━━━ INFORMATION GIVEN ━━━

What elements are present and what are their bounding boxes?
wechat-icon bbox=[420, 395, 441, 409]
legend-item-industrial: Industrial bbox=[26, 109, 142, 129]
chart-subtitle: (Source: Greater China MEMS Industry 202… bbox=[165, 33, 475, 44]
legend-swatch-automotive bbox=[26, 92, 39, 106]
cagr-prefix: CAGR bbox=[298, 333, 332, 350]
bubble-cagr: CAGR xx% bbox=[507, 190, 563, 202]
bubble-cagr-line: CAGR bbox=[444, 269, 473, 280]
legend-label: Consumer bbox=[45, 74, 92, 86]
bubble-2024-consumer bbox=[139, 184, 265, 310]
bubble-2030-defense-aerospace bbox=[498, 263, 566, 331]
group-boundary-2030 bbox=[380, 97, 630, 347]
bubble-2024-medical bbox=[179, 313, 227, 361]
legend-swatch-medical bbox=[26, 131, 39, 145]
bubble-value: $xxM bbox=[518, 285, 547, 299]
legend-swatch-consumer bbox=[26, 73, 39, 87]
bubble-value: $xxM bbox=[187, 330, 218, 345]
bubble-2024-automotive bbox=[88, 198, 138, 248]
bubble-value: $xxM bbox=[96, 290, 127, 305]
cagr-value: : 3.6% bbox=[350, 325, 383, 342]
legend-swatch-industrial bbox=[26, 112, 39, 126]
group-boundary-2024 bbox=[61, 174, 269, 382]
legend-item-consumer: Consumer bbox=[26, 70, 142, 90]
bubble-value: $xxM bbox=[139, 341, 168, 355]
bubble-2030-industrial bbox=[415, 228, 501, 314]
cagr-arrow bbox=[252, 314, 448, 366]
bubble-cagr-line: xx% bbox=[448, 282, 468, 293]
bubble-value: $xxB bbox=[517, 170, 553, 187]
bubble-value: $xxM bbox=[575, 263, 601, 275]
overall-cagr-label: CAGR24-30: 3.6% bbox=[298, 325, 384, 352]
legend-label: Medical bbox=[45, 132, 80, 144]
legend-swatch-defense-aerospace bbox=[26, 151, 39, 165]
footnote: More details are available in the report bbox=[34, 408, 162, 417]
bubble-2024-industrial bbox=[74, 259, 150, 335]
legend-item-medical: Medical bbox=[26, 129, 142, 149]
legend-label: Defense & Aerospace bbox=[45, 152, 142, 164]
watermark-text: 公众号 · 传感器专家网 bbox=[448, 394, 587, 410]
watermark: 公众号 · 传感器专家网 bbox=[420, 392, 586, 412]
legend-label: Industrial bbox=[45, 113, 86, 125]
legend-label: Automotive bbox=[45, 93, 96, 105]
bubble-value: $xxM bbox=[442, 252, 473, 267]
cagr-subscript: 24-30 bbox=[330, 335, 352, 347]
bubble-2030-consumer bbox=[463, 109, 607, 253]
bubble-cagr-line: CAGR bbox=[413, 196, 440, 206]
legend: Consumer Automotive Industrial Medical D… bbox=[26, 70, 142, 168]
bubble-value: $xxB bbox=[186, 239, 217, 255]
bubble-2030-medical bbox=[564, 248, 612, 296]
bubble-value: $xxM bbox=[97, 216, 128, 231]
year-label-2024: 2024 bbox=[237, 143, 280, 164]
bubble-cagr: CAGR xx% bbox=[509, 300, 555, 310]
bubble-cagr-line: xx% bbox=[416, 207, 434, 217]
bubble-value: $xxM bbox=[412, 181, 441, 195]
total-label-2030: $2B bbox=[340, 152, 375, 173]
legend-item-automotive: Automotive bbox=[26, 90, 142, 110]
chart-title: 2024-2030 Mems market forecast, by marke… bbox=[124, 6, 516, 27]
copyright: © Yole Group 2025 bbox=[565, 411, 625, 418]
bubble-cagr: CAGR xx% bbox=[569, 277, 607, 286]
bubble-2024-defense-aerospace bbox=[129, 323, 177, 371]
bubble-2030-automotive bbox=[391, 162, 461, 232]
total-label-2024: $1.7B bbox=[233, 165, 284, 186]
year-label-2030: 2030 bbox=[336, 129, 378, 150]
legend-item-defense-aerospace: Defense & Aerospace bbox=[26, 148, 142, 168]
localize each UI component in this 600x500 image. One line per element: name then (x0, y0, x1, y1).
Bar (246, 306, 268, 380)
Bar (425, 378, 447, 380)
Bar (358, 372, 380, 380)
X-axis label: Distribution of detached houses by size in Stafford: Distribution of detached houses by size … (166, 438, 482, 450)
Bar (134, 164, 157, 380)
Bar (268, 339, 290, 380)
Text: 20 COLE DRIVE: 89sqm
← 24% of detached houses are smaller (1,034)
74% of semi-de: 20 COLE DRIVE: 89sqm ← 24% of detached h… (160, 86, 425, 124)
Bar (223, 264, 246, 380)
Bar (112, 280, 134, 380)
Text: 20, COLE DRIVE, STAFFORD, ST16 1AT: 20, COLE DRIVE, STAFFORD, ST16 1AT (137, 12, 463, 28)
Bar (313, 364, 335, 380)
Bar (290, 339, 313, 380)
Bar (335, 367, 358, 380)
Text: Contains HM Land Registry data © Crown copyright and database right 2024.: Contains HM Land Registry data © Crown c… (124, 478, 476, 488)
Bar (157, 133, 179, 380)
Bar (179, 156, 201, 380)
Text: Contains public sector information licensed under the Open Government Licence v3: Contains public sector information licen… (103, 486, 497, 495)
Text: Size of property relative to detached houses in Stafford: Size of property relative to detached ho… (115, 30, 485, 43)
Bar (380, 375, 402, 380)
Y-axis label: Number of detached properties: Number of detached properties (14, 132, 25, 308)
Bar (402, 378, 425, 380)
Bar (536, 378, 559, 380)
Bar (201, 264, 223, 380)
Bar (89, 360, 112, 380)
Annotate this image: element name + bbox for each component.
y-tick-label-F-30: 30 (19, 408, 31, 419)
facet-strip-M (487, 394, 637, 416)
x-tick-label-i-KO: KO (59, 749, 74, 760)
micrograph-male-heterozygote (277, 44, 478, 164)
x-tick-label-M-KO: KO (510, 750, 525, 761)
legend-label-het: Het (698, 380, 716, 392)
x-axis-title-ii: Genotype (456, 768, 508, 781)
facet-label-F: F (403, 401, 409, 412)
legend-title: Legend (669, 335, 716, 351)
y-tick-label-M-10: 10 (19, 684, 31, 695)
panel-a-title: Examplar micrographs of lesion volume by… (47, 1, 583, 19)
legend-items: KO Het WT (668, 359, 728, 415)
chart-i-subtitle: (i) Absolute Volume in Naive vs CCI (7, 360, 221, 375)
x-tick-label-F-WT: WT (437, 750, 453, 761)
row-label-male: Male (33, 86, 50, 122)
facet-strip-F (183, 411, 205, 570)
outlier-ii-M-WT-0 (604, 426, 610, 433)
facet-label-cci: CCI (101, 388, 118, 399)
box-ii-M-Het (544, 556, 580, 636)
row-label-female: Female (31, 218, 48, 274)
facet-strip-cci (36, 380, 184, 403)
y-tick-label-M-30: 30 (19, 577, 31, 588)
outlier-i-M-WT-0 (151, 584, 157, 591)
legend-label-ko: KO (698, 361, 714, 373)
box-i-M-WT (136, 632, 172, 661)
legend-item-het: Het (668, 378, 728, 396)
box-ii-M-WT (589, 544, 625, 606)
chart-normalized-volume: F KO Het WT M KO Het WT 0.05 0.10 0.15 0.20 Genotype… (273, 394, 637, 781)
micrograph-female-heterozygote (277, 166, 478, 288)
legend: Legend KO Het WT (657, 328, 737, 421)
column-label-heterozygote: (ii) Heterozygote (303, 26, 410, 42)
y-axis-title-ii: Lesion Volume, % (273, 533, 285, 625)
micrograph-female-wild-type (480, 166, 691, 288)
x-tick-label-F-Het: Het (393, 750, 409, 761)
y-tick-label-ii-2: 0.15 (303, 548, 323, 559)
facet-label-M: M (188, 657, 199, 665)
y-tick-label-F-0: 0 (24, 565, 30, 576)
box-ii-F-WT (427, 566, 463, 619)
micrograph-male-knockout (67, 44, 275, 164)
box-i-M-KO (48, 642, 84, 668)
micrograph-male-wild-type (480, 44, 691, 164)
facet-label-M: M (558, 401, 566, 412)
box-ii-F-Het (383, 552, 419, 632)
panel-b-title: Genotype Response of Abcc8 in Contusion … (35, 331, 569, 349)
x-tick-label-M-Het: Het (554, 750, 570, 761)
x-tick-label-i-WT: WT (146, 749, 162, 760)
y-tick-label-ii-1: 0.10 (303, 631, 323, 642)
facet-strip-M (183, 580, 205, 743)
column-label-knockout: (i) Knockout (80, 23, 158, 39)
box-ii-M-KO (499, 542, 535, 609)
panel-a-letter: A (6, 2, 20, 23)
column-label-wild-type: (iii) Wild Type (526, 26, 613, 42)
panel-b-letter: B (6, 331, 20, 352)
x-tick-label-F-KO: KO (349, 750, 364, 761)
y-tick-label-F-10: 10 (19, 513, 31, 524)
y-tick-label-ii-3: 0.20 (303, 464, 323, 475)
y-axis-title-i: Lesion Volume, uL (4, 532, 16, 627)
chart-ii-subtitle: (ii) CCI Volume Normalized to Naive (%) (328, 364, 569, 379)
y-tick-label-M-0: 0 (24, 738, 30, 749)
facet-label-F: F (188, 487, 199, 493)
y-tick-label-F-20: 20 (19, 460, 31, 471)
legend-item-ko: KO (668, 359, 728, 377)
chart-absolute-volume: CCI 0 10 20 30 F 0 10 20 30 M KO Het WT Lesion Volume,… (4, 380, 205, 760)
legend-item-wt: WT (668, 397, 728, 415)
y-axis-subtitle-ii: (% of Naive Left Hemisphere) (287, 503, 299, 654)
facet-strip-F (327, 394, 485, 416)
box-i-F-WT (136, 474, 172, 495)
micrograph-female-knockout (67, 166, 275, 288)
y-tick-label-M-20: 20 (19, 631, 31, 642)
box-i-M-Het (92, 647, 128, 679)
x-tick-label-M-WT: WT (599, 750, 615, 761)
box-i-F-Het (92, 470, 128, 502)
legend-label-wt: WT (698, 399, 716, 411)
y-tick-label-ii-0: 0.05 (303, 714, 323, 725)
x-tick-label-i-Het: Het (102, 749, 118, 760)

━━━

§ **EXERCISE AIM**
Copy the material word for word, starting with its first line and ending with the line that contains "bubble-value: $xxM bbox=[518, 285, 547, 299]".

§ **EXERCISE RESULT**
What elements are present and what are their bounding boxes?
wechat-icon bbox=[420, 395, 441, 409]
legend-item-industrial: Industrial bbox=[26, 109, 142, 129]
chart-subtitle: (Source: Greater China MEMS Industry 202… bbox=[165, 33, 475, 44]
legend-swatch-automotive bbox=[26, 92, 39, 106]
cagr-prefix: CAGR bbox=[298, 333, 332, 350]
bubble-cagr: CAGR xx% bbox=[507, 190, 563, 202]
bubble-cagr-line: CAGR bbox=[444, 269, 473, 280]
legend-label: Consumer bbox=[45, 74, 92, 86]
bubble-2024-consumer bbox=[139, 184, 265, 310]
bubble-2030-defense-aerospace bbox=[498, 263, 566, 331]
group-boundary-2030 bbox=[380, 97, 630, 347]
bubble-2024-medical bbox=[179, 313, 227, 361]
legend-swatch-medical bbox=[26, 131, 39, 145]
bubble-value: $xxM bbox=[518, 285, 547, 299]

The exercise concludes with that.